EXERCISE INSTRUCTIONS: Copy down every line where the string "JSON" shows up.

== MATERIAL PROVIDED ==

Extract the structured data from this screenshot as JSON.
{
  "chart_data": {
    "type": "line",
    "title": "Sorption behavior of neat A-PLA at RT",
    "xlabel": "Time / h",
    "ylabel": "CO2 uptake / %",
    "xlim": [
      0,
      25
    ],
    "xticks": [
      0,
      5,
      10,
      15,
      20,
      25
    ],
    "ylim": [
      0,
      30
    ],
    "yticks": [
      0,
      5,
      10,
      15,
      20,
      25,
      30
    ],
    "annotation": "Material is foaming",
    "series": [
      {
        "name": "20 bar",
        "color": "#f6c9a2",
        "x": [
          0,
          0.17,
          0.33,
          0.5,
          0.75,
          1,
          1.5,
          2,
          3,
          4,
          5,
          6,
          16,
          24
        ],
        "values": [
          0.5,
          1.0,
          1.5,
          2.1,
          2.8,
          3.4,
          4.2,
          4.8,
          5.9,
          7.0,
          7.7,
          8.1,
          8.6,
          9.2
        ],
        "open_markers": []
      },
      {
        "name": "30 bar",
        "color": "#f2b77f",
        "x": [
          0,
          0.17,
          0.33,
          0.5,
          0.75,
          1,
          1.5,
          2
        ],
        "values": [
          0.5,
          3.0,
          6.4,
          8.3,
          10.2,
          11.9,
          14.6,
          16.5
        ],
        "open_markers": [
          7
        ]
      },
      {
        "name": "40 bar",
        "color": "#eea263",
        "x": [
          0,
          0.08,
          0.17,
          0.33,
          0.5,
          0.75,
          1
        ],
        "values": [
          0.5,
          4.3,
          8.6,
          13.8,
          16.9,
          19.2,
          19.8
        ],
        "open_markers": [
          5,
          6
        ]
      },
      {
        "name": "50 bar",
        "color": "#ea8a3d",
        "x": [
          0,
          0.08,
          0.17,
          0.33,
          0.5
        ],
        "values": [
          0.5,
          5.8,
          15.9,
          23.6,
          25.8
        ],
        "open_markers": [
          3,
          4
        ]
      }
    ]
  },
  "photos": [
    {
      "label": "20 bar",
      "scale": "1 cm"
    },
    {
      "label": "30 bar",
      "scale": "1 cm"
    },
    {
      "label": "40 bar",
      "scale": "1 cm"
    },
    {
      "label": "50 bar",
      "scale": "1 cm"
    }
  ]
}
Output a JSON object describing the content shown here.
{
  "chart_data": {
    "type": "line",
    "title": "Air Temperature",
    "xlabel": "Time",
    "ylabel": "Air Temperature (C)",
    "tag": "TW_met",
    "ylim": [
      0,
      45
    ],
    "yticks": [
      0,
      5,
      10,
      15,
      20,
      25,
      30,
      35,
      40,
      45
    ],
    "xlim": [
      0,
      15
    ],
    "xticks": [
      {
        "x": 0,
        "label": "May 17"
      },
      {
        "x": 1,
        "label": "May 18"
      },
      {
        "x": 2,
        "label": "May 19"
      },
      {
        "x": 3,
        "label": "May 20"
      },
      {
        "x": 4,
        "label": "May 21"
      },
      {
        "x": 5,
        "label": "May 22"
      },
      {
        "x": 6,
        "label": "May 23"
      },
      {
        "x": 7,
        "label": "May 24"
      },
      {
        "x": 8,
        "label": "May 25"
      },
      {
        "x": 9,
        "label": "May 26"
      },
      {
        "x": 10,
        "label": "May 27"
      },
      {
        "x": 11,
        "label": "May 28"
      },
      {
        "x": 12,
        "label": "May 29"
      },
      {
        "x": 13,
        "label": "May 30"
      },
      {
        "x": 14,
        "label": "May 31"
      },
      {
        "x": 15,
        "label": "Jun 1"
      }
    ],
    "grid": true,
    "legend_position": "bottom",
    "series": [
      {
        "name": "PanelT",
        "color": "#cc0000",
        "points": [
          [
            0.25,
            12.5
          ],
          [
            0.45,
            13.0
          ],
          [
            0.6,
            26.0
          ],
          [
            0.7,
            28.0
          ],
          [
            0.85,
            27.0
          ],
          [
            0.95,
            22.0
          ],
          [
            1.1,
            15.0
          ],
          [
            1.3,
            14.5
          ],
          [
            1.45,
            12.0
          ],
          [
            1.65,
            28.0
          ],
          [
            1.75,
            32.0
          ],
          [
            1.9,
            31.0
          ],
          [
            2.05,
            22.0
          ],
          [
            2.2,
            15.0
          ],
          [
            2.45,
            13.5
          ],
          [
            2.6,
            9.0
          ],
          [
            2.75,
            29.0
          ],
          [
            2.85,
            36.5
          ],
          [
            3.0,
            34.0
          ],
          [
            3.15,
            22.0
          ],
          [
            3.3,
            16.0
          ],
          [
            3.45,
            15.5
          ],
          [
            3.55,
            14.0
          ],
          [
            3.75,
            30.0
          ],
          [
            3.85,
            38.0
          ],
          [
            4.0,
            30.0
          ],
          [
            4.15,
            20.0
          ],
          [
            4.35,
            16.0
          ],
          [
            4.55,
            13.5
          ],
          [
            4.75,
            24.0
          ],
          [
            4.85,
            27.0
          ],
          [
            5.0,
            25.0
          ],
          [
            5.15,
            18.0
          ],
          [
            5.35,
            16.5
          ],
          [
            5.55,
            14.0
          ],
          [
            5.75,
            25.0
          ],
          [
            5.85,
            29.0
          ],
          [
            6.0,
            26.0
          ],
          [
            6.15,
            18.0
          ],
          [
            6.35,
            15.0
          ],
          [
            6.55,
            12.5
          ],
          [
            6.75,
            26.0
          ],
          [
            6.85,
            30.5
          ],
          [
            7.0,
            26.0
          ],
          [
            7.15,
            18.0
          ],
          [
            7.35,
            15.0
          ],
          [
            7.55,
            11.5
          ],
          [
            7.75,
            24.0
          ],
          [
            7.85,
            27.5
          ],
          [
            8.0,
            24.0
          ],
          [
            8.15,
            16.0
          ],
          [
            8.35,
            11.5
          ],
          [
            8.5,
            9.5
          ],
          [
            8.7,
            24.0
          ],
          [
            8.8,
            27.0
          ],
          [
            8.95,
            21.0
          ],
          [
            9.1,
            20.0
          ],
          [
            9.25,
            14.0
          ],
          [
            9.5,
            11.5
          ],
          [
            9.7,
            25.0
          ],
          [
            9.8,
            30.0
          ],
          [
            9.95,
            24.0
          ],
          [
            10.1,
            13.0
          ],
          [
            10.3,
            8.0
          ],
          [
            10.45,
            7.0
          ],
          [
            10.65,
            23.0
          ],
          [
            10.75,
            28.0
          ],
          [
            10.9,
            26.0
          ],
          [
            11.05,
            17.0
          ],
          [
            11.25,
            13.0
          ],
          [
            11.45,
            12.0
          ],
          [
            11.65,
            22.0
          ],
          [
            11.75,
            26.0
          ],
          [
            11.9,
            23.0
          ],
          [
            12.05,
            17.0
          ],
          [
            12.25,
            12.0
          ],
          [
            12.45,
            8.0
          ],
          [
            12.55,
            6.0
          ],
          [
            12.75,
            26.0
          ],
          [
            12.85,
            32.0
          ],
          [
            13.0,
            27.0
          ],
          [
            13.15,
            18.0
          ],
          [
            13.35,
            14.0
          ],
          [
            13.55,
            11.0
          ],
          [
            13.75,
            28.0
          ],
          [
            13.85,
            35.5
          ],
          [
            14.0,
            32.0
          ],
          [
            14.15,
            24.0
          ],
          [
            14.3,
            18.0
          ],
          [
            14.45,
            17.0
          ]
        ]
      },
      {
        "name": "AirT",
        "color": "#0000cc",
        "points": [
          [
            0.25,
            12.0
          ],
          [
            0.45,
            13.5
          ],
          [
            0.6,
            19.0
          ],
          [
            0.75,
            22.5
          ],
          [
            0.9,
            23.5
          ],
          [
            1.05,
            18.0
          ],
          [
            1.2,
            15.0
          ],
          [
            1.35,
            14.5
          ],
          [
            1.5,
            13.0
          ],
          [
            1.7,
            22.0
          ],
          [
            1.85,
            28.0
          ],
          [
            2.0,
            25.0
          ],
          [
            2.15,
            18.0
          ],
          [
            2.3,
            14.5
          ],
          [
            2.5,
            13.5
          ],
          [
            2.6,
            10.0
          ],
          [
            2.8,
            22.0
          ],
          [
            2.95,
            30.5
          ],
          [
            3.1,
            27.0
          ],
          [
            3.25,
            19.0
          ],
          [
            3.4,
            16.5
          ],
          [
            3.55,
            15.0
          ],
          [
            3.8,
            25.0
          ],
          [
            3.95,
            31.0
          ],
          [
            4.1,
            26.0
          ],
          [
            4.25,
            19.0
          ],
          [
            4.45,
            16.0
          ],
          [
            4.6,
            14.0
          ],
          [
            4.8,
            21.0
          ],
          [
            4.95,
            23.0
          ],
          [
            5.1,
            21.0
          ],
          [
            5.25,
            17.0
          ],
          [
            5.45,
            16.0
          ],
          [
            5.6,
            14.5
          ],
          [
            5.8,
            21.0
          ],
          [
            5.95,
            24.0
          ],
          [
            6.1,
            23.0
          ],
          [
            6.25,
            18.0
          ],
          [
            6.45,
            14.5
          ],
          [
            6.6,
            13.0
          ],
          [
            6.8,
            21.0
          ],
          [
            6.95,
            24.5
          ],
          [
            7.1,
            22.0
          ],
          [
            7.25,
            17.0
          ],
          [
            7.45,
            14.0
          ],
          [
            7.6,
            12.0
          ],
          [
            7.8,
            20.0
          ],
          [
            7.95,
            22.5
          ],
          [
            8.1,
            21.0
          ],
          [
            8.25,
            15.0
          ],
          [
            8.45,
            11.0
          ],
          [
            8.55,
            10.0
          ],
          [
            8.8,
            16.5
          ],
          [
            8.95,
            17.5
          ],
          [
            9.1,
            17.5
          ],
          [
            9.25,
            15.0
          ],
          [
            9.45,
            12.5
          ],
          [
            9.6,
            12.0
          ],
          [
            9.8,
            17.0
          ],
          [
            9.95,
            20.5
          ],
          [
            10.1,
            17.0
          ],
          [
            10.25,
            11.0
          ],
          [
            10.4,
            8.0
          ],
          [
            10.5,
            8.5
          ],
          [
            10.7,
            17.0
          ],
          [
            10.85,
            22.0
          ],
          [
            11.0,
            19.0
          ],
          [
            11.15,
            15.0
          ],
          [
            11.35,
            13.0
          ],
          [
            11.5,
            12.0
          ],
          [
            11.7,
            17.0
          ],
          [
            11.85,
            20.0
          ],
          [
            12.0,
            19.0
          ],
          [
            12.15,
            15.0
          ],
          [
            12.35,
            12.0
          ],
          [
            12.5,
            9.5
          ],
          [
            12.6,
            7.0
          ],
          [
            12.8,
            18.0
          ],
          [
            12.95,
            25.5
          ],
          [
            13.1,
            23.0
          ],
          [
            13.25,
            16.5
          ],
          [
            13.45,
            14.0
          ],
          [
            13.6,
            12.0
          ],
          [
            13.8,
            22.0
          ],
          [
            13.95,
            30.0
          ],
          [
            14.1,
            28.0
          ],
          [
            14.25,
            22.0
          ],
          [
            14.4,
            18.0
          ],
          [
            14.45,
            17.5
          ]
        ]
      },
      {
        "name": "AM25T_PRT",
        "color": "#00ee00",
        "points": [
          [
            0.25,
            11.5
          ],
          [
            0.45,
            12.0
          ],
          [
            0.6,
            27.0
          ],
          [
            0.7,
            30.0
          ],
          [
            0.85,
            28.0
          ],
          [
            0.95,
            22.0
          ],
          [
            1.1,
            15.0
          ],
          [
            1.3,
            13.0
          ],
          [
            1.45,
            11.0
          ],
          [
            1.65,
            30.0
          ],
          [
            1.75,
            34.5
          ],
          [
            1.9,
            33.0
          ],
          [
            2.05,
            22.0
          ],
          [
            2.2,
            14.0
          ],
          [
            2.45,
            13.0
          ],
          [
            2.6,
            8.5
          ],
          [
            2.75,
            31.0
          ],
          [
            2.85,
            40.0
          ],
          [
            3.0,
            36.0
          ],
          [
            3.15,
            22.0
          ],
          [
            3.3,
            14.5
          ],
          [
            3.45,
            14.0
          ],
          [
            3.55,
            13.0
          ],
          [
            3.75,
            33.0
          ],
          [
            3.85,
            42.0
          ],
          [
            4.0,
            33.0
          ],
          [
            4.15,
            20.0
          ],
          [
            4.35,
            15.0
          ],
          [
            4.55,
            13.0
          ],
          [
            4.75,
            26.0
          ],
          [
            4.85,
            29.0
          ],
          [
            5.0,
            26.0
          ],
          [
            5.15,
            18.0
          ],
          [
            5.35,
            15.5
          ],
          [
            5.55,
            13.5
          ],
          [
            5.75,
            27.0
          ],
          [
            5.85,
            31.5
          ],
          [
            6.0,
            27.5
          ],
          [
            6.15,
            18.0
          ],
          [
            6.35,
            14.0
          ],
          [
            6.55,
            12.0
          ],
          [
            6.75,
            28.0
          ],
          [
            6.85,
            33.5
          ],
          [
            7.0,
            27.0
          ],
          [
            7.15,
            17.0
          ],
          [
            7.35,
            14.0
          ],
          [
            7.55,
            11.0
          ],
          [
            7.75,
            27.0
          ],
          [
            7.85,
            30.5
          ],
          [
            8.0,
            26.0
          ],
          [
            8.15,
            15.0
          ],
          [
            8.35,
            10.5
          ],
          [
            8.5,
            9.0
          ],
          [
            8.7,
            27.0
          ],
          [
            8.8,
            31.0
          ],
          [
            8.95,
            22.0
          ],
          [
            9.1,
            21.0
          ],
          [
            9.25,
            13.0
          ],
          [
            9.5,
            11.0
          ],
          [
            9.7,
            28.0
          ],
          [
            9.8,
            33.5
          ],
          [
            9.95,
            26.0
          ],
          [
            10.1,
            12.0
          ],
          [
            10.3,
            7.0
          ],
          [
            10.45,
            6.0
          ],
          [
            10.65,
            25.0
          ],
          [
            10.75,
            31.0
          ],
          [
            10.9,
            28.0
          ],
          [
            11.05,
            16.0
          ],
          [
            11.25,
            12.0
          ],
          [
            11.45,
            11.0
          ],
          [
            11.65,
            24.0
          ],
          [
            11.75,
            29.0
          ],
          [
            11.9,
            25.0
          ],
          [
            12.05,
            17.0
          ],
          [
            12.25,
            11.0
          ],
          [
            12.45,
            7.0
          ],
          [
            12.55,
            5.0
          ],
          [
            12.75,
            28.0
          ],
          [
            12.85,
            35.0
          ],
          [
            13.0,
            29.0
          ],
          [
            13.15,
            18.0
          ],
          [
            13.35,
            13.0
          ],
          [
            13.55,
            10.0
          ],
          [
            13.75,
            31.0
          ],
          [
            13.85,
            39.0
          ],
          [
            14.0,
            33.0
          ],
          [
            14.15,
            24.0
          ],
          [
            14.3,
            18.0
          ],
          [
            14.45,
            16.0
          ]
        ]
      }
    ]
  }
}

===

TASK RESPONSE:
Extract the structured data from this screenshot as JSON.
Output a JSON object describing the content shown here.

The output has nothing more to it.